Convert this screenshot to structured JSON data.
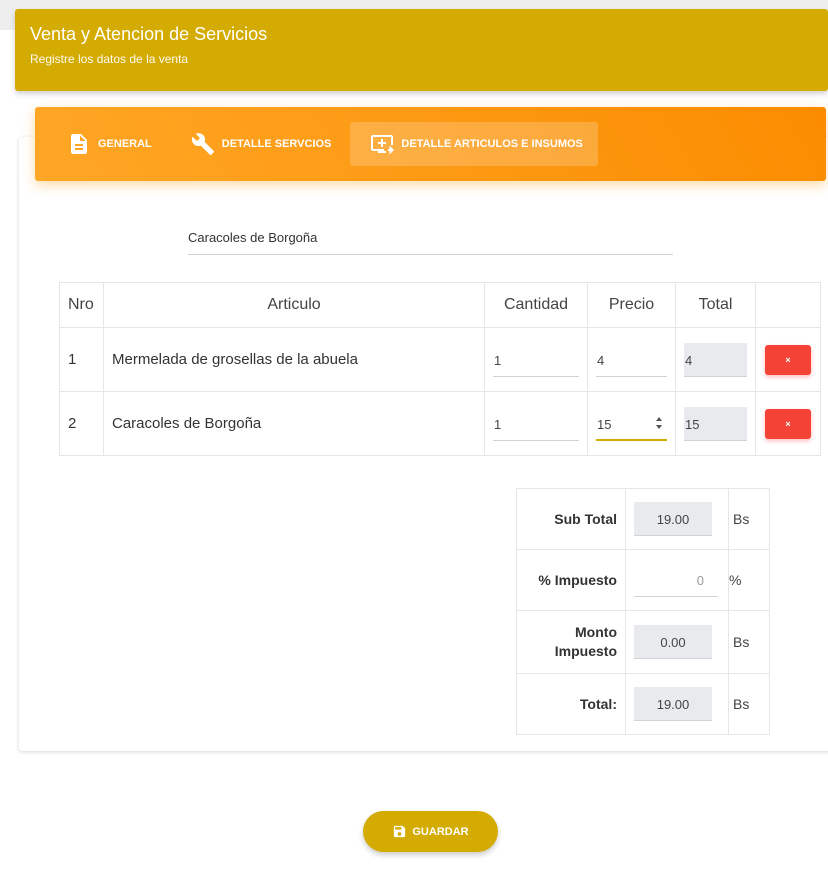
{
  "header": {
    "title": "Venta y Atencion de Servicios",
    "subtitle": "Registre los datos de la venta"
  },
  "tabs": [
    {
      "label": "GENERAL",
      "icon": "document-icon",
      "active": false
    },
    {
      "label": "DETALLE SERVCIOS",
      "icon": "wrench-icon",
      "active": false
    },
    {
      "label": "DETALLE ARTICULOS E INSUMOS",
      "icon": "monitor-add-icon",
      "active": true
    }
  ],
  "product_select": {
    "value": "Caracoles de Borgoña"
  },
  "items_table": {
    "headers": [
      "Nro",
      "Articulo",
      "Cantidad",
      "Precio",
      "Total"
    ],
    "rows": [
      {
        "nro": "1",
        "articulo": "Mermelada de grosellas de la abuela",
        "cantidad": "1",
        "precio": "4",
        "total": "4",
        "delete": "×"
      },
      {
        "nro": "2",
        "articulo": "Caracoles de Borgoña",
        "cantidad": "1",
        "precio": "15",
        "total": "15",
        "delete": "×"
      }
    ]
  },
  "totals": {
    "subtotal": {
      "label": "Sub Total",
      "value": "19.00",
      "unit": "Bs"
    },
    "impuesto": {
      "label": "% Impuesto",
      "value": "0",
      "unit": "%"
    },
    "monto": {
      "label1": "Monto",
      "label2": "Impuesto",
      "value": "0.00",
      "unit": "Bs"
    },
    "total": {
      "label": "Total:",
      "value": "19.00",
      "unit": "Bs"
    }
  },
  "actions": {
    "save_label": "GUARDAR"
  },
  "colors": {
    "primary": "#d4ab00",
    "tabs": "#fb8c00",
    "danger": "#f44336"
  }
}
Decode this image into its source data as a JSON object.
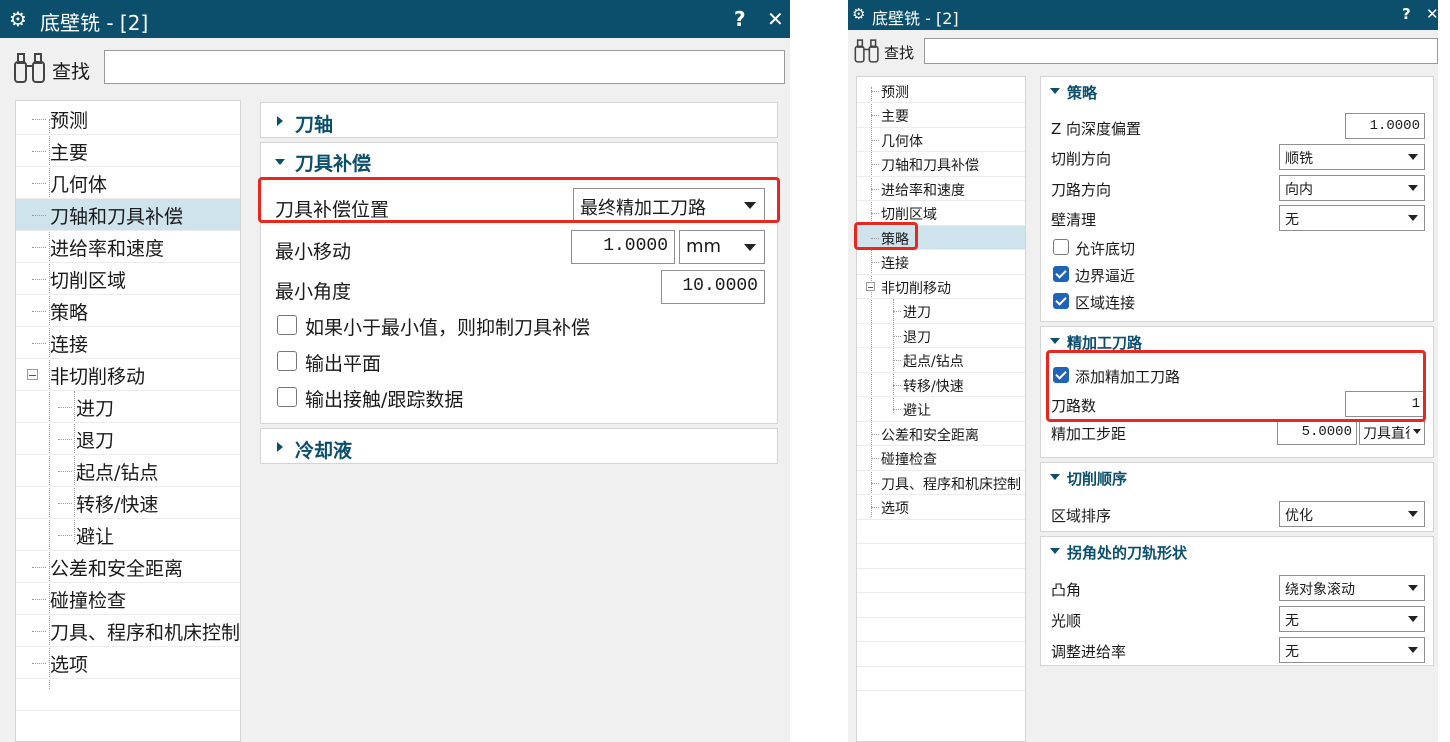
{
  "left": {
    "title": "底壁铣 - [2]",
    "help": "?",
    "close": "✕",
    "find_label": "查找",
    "find_value": "",
    "tree": [
      {
        "label": "预测"
      },
      {
        "label": "主要"
      },
      {
        "label": "几何体"
      },
      {
        "label": "刀轴和刀具补偿"
      },
      {
        "label": "进给率和速度"
      },
      {
        "label": "切削区域"
      },
      {
        "label": "策略"
      },
      {
        "label": "连接"
      },
      {
        "label": "非切削移动"
      },
      {
        "label": "进刀"
      },
      {
        "label": "退刀"
      },
      {
        "label": "起点/钻点"
      },
      {
        "label": "转移/快速"
      },
      {
        "label": "避让"
      },
      {
        "label": "公差和安全距离"
      },
      {
        "label": "碰撞检查"
      },
      {
        "label": "刀具、程序和机床控制"
      },
      {
        "label": "选项"
      }
    ],
    "groups": {
      "axis": "刀轴",
      "comp": "刀具补偿",
      "coolant": "冷却液"
    },
    "comp_position_label": "刀具补偿位置",
    "comp_position_value": "最终精加工刀路",
    "min_move_label": "最小移动",
    "min_move_value": "1.0000",
    "min_move_unit": "mm",
    "min_angle_label": "最小角度",
    "min_angle_value": "10.0000",
    "cb1": "如果小于最小值，则抑制刀具补偿",
    "cb2": "输出平面",
    "cb3": "输出接触/跟踪数据"
  },
  "right": {
    "title": "底壁铣 - [2]",
    "help": "?",
    "close": "✕",
    "find_label": "查找",
    "find_value": "",
    "tree": [
      {
        "label": "预测"
      },
      {
        "label": "主要"
      },
      {
        "label": "几何体"
      },
      {
        "label": "刀轴和刀具补偿"
      },
      {
        "label": "进给率和速度"
      },
      {
        "label": "切削区域"
      },
      {
        "label": "策略"
      },
      {
        "label": "连接"
      },
      {
        "label": "非切削移动"
      },
      {
        "label": "进刀"
      },
      {
        "label": "退刀"
      },
      {
        "label": "起点/钻点"
      },
      {
        "label": "转移/快速"
      },
      {
        "label": "避让"
      },
      {
        "label": "公差和安全距离"
      },
      {
        "label": "碰撞检查"
      },
      {
        "label": "刀具、程序和机床控制"
      },
      {
        "label": "选项"
      }
    ],
    "strategy": {
      "title": "策略",
      "z_offset_label": "Z 向深度偏置",
      "z_offset_value": "1.0000",
      "cut_dir_label": "切削方向",
      "cut_dir_value": "顺铣",
      "path_dir_label": "刀路方向",
      "path_dir_value": "向内",
      "wall_clean_label": "壁清理",
      "wall_clean_value": "无",
      "cb_undercut": "允许底切",
      "cb_boundary": "边界逼近",
      "cb_region": "区域连接"
    },
    "finish": {
      "title": "精加工刀路",
      "cb_add": "添加精加工刀路",
      "passes_label": "刀路数",
      "passes_value": "1",
      "step_label": "精加工步距",
      "step_value": "5.0000",
      "step_unit": "刀具直径"
    },
    "order": {
      "title": "切削顺序",
      "region_label": "区域排序",
      "region_value": "优化"
    },
    "corner": {
      "title": "拐角处的刀轨形状",
      "convex_label": "凸角",
      "convex_value": "绕对象滚动",
      "smooth_label": "光顺",
      "smooth_value": "无",
      "feed_label": "调整进给率",
      "feed_value": "无"
    }
  }
}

_TASK DIRECTIONS_. Set the data above down again exactly as given, with no pictures.

_WORKED ANSWER_.
Convert this screenshot to structured JSON data.
{
  "header": {
    "title": "Venta y Atencion de Servicios",
    "subtitle": "Registre los datos de la venta"
  },
  "tabs": [
    {
      "label": "GENERAL",
      "icon": "document-icon",
      "active": false
    },
    {
      "label": "DETALLE SERVCIOS",
      "icon": "wrench-icon",
      "active": false
    },
    {
      "label": "DETALLE ARTICULOS E INSUMOS",
      "icon": "monitor-add-icon",
      "active": true
    }
  ],
  "product_select": {
    "value": "Caracoles de Borgoña"
  },
  "items_table": {
    "headers": [
      "Nro",
      "Articulo",
      "Cantidad",
      "Precio",
      "Total"
    ],
    "rows": [
      {
        "nro": "1",
        "articulo": "Mermelada de grosellas de la abuela",
        "cantidad": "1",
        "precio": "4",
        "total": "4",
        "delete": "×"
      },
      {
        "nro": "2",
        "articulo": "Caracoles de Borgoña",
        "cantidad": "1",
        "precio": "15",
        "total": "15",
        "delete": "×"
      }
    ]
  },
  "totals": {
    "subtotal": {
      "label": "Sub Total",
      "value": "19.00",
      "unit": "Bs"
    },
    "impuesto": {
      "label": "% Impuesto",
      "value": "0",
      "unit": "%"
    },
    "monto": {
      "label1": "Monto",
      "label2": "Impuesto",
      "value": "0.00",
      "unit": "Bs"
    },
    "total": {
      "label": "Total:",
      "value": "19.00",
      "unit": "Bs"
    }
  },
  "actions": {
    "save_label": "GUARDAR"
  },
  "colors": {
    "primary": "#d4ab00",
    "tabs": "#fb8c00",
    "danger": "#f44336"
  }
}
Decode this image into its source data as a JSON object.
{
  "left": {
    "title": "底壁铣 - [2]",
    "help": "?",
    "close": "✕",
    "find_label": "查找",
    "find_value": "",
    "tree": [
      {
        "label": "预测"
      },
      {
        "label": "主要"
      },
      {
        "label": "几何体"
      },
      {
        "label": "刀轴和刀具补偿"
      },
      {
        "label": "进给率和速度"
      },
      {
        "label": "切削区域"
      },
      {
        "label": "策略"
      },
      {
        "label": "连接"
      },
      {
        "label": "非切削移动"
      },
      {
        "label": "进刀"
      },
      {
        "label": "退刀"
      },
      {
        "label": "起点/钻点"
      },
      {
        "label": "转移/快速"
      },
      {
        "label": "避让"
      },
      {
        "label": "公差和安全距离"
      },
      {
        "label": "碰撞检查"
      },
      {
        "label": "刀具、程序和机床控制"
      },
      {
        "label": "选项"
      }
    ],
    "groups": {
      "axis": "刀轴",
      "comp": "刀具补偿",
      "coolant": "冷却液"
    },
    "comp_position_label": "刀具补偿位置",
    "comp_position_value": "最终精加工刀路",
    "min_move_label": "最小移动",
    "min_move_value": "1.0000",
    "min_move_unit": "mm",
    "min_angle_label": "最小角度",
    "min_angle_value": "10.0000",
    "cb1": "如果小于最小值，则抑制刀具补偿",
    "cb2": "输出平面",
    "cb3": "输出接触/跟踪数据"
  },
  "right": {
    "title": "底壁铣 - [2]",
    "help": "?",
    "close": "✕",
    "find_label": "查找",
    "find_value": "",
    "tree": [
      {
        "label": "预测"
      },
      {
        "label": "主要"
      },
      {
        "label": "几何体"
      },
      {
        "label": "刀轴和刀具补偿"
      },
      {
        "label": "进给率和速度"
      },
      {
        "label": "切削区域"
      },
      {
        "label": "策略"
      },
      {
        "label": "连接"
      },
      {
        "label": "非切削移动"
      },
      {
        "label": "进刀"
      },
      {
        "label": "退刀"
      },
      {
        "label": "起点/钻点"
      },
      {
        "label": "转移/快速"
      },
      {
        "label": "避让"
      },
      {
        "label": "公差和安全距离"
      },
      {
        "label": "碰撞检查"
      },
      {
        "label": "刀具、程序和机床控制"
      },
      {
        "label": "选项"
      }
    ],
    "strategy": {
      "title": "策略",
      "z_offset_label": "Z 向深度偏置",
      "z_offset_value": "1.0000",
      "cut_dir_label": "切削方向",
      "cut_dir_value": "顺铣",
      "path_dir_label": "刀路方向",
      "path_dir_value": "向内",
      "wall_clean_label": "壁清理",
      "wall_clean_value": "无",
      "cb_undercut": "允许底切",
      "cb_boundary": "边界逼近",
      "cb_region": "区域连接"
    },
    "finish": {
      "title": "精加工刀路",
      "cb_add": "添加精加工刀路",
      "passes_label": "刀路数",
      "passes_value": "1",
      "step_label": "精加工步距",
      "step_value": "5.0000",
      "step_unit": "刀具直径"
    },
    "order": {
      "title": "切削顺序",
      "region_label": "区域排序",
      "region_value": "优化"
    },
    "corner": {
      "title": "拐角处的刀轨形状",
      "convex_label": "凸角",
      "convex_value": "绕对象滚动",
      "smooth_label": "光顺",
      "smooth_value": "无",
      "feed_label": "调整进给率",
      "feed_value": "无"
    }
  }
}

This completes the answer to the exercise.